Record set
# # # #
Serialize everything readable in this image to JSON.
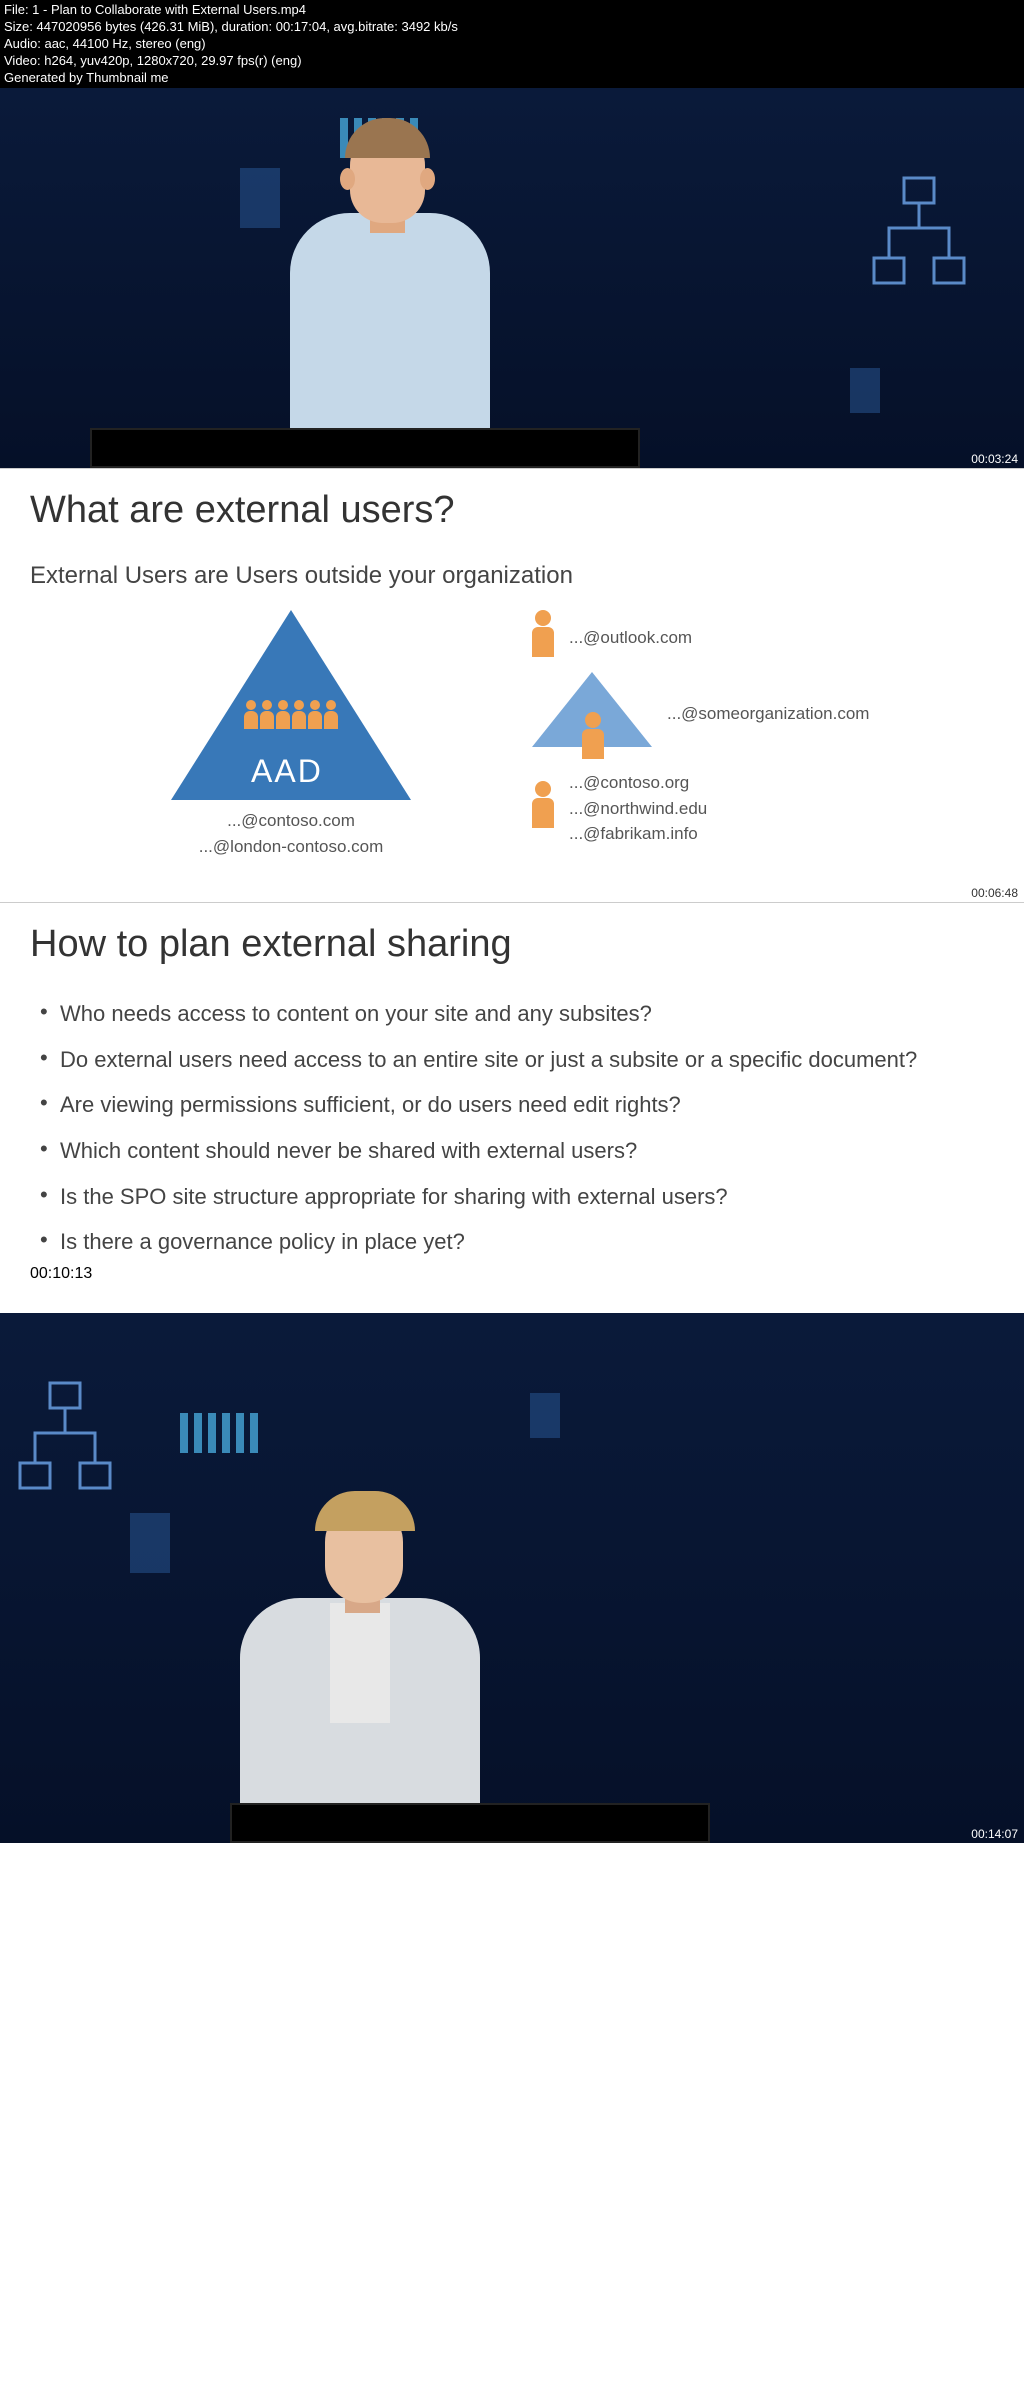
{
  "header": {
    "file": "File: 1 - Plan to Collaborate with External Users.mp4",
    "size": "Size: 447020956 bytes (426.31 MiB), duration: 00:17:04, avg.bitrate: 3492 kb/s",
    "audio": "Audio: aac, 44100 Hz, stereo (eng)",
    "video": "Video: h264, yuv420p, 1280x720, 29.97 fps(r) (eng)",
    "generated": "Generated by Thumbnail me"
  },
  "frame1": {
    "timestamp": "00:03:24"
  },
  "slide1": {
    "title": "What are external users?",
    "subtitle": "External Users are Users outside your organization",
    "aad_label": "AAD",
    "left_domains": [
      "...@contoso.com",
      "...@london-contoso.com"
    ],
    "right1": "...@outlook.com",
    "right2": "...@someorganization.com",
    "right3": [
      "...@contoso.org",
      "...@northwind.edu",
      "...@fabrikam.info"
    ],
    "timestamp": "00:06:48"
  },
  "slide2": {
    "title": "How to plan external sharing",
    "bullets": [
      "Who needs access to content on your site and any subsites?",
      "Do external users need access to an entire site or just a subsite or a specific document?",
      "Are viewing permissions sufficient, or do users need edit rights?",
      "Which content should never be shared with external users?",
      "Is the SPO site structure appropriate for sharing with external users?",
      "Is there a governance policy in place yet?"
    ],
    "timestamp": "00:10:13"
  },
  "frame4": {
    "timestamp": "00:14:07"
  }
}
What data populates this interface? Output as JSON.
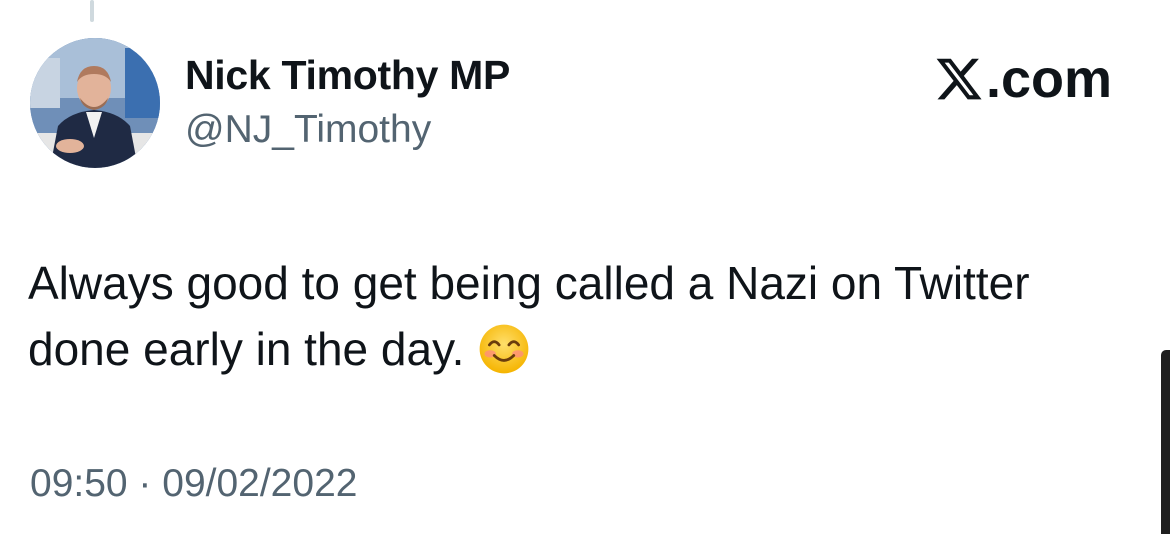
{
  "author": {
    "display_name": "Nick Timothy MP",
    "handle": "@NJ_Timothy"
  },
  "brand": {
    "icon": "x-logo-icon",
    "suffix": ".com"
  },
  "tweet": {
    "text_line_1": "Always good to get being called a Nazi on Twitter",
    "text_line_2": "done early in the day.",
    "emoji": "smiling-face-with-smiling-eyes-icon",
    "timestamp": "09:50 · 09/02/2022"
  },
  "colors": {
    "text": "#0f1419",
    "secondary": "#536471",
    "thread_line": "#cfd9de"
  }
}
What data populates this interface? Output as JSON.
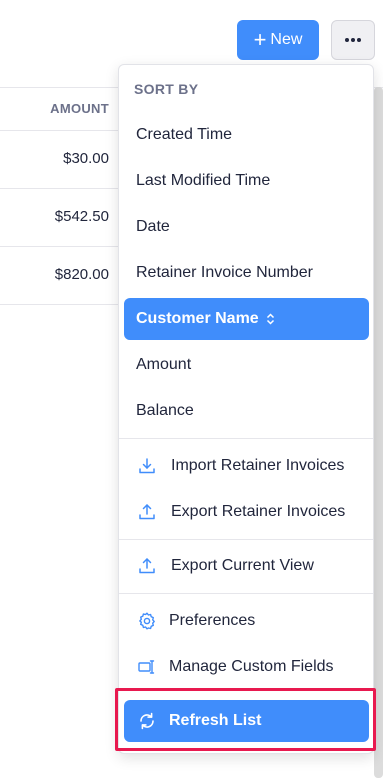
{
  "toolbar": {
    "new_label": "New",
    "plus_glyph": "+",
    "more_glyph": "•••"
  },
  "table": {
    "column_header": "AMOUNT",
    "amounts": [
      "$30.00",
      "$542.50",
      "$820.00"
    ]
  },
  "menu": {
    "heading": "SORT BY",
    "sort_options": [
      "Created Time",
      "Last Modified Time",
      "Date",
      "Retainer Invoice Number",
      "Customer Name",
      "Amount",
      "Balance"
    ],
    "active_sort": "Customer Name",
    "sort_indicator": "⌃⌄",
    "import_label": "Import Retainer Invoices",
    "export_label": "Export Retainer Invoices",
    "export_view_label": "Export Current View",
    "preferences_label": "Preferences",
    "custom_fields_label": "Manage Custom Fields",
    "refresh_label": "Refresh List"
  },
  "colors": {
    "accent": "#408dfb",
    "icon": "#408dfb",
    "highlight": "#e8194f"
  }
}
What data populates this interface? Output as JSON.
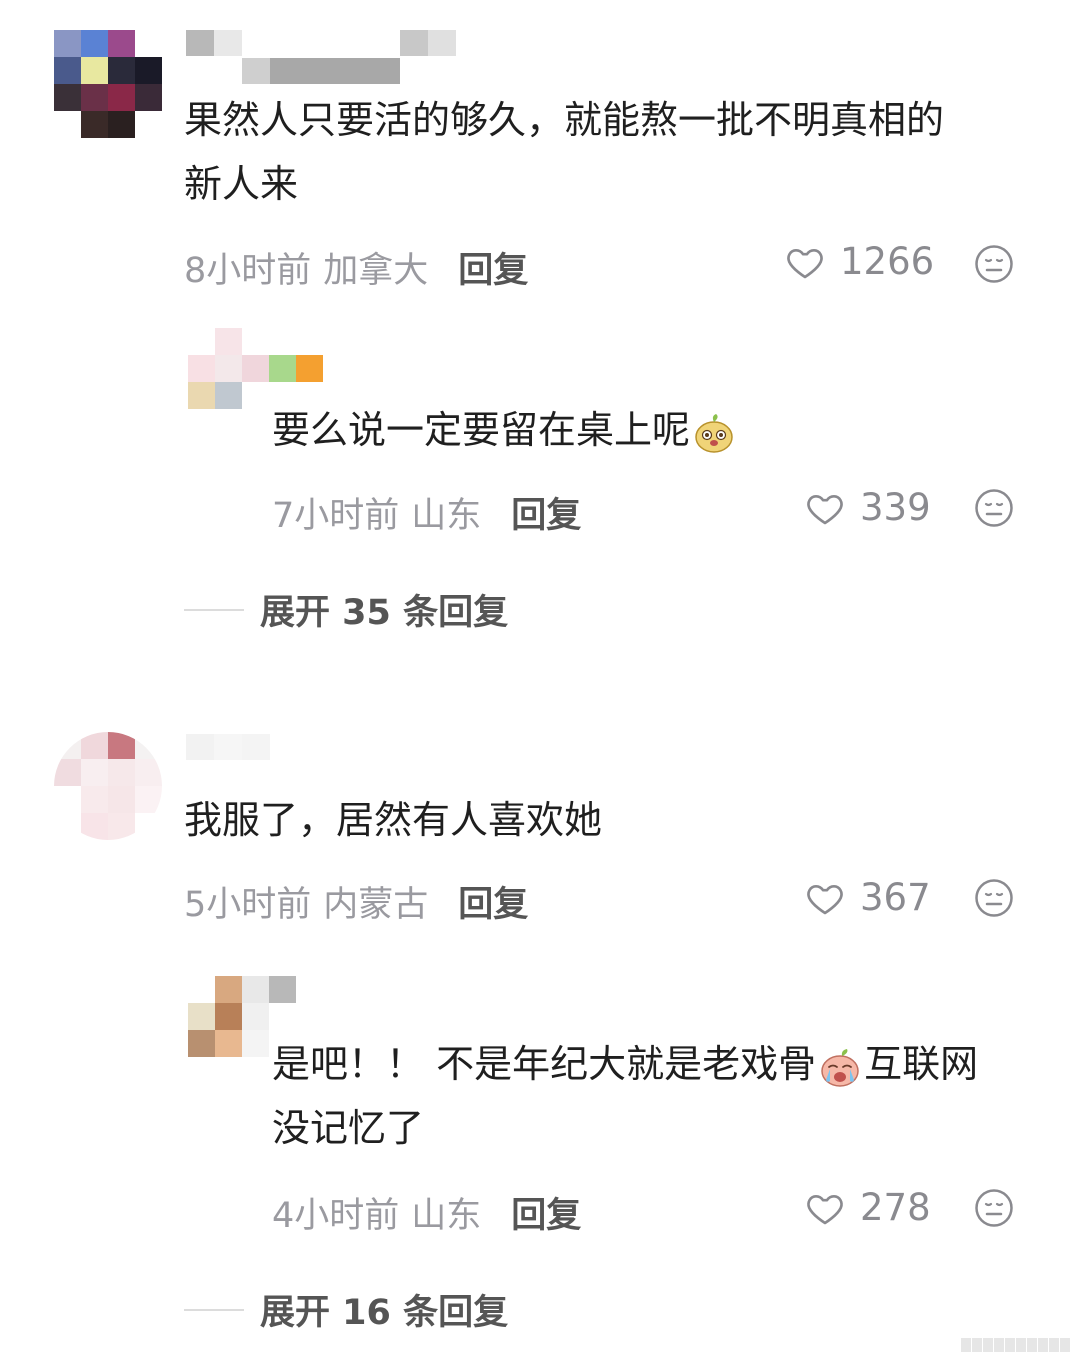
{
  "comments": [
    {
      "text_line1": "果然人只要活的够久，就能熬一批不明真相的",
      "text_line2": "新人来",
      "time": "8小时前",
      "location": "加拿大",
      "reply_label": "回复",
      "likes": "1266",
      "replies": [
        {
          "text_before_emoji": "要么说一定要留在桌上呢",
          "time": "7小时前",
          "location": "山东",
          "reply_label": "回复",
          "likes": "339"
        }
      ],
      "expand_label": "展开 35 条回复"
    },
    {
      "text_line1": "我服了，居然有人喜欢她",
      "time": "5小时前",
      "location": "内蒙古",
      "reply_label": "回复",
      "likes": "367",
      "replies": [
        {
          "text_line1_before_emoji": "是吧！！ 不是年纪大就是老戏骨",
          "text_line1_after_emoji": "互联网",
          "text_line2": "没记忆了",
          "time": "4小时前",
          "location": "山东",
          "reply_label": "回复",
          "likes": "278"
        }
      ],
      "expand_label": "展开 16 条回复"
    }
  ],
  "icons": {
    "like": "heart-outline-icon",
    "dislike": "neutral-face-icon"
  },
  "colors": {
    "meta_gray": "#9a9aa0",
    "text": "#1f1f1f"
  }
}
# # # #
Aim
Return all of the entries word for word, but omit the pictures.

Result of this task
Serialize everything readable in this image to JSON.
{
  "header": {
    "file": "File: 1 - Plan to Collaborate with External Users.mp4",
    "size": "Size: 447020956 bytes (426.31 MiB), duration: 00:17:04, avg.bitrate: 3492 kb/s",
    "audio": "Audio: aac, 44100 Hz, stereo (eng)",
    "video": "Video: h264, yuv420p, 1280x720, 29.97 fps(r) (eng)",
    "generated": "Generated by Thumbnail me"
  },
  "frame1": {
    "timestamp": "00:03:24"
  },
  "slide1": {
    "title": "What are external users?",
    "subtitle": "External Users are Users outside your organization",
    "aad_label": "AAD",
    "left_domains": [
      "...@contoso.com",
      "...@london-contoso.com"
    ],
    "right1": "...@outlook.com",
    "right2": "...@someorganization.com",
    "right3": [
      "...@contoso.org",
      "...@northwind.edu",
      "...@fabrikam.info"
    ],
    "timestamp": "00:06:48"
  },
  "slide2": {
    "title": "How to plan external sharing",
    "bullets": [
      "Who needs access to content on your site and any subsites?",
      "Do external users need access to an entire site or just a subsite or a specific document?",
      "Are viewing permissions sufficient, or do users need edit rights?",
      "Which content should never be shared with external users?",
      "Is the SPO site structure appropriate for sharing with external users?",
      "Is there a governance policy in place yet?"
    ],
    "timestamp": "00:10:13"
  },
  "frame4": {
    "timestamp": "00:14:07"
  }
}
What data populates this interface? Output as JSON.
{
  "author": {
    "display_name": "Nick Timothy MP",
    "handle": "@NJ_Timothy"
  },
  "brand": {
    "icon": "x-logo-icon",
    "suffix": ".com"
  },
  "tweet": {
    "text_line_1": "Always good to get being called a Nazi on Twitter",
    "text_line_2": "done early in the day.",
    "emoji": "smiling-face-with-smiling-eyes-icon",
    "timestamp": "09:50 · 09/02/2022"
  },
  "colors": {
    "text": "#0f1419",
    "secondary": "#536471",
    "thread_line": "#cfd9de"
  }
}
What data populates this interface? Output as JSON.
{
  "toolbar": {
    "new_label": "New",
    "plus_glyph": "+",
    "more_glyph": "•••"
  },
  "table": {
    "column_header": "AMOUNT",
    "amounts": [
      "$30.00",
      "$542.50",
      "$820.00"
    ]
  },
  "menu": {
    "heading": "SORT BY",
    "sort_options": [
      "Created Time",
      "Last Modified Time",
      "Date",
      "Retainer Invoice Number",
      "Customer Name",
      "Amount",
      "Balance"
    ],
    "active_sort": "Customer Name",
    "sort_indicator": "⌃⌄",
    "import_label": "Import Retainer Invoices",
    "export_label": "Export Retainer Invoices",
    "export_view_label": "Export Current View",
    "preferences_label": "Preferences",
    "custom_fields_label": "Manage Custom Fields",
    "refresh_label": "Refresh List"
  },
  "colors": {
    "accent": "#408dfb",
    "icon": "#408dfb",
    "highlight": "#e8194f"
  }
}
What data populates this interface? Output as JSON.
{
  "comments": [
    {
      "text_line1": "果然人只要活的够久，就能熬一批不明真相的",
      "text_line2": "新人来",
      "time": "8小时前",
      "location": "加拿大",
      "reply_label": "回复",
      "likes": "1266",
      "replies": [
        {
          "text_before_emoji": "要么说一定要留在桌上呢",
          "time": "7小时前",
          "location": "山东",
          "reply_label": "回复",
          "likes": "339"
        }
      ],
      "expand_label": "展开 35 条回复"
    },
    {
      "text_line1": "我服了，居然有人喜欢她",
      "time": "5小时前",
      "location": "内蒙古",
      "reply_label": "回复",
      "likes": "367",
      "replies": [
        {
          "text_line1_before_emoji": "是吧！！ 不是年纪大就是老戏骨",
          "text_line1_after_emoji": "互联网",
          "text_line2": "没记忆了",
          "time": "4小时前",
          "location": "山东",
          "reply_label": "回复",
          "likes": "278"
        }
      ],
      "expand_label": "展开 16 条回复"
    }
  ],
  "icons": {
    "like": "heart-outline-icon",
    "dislike": "neutral-face-icon"
  },
  "colors": {
    "meta_gray": "#9a9aa0",
    "text": "#1f1f1f"
  }
}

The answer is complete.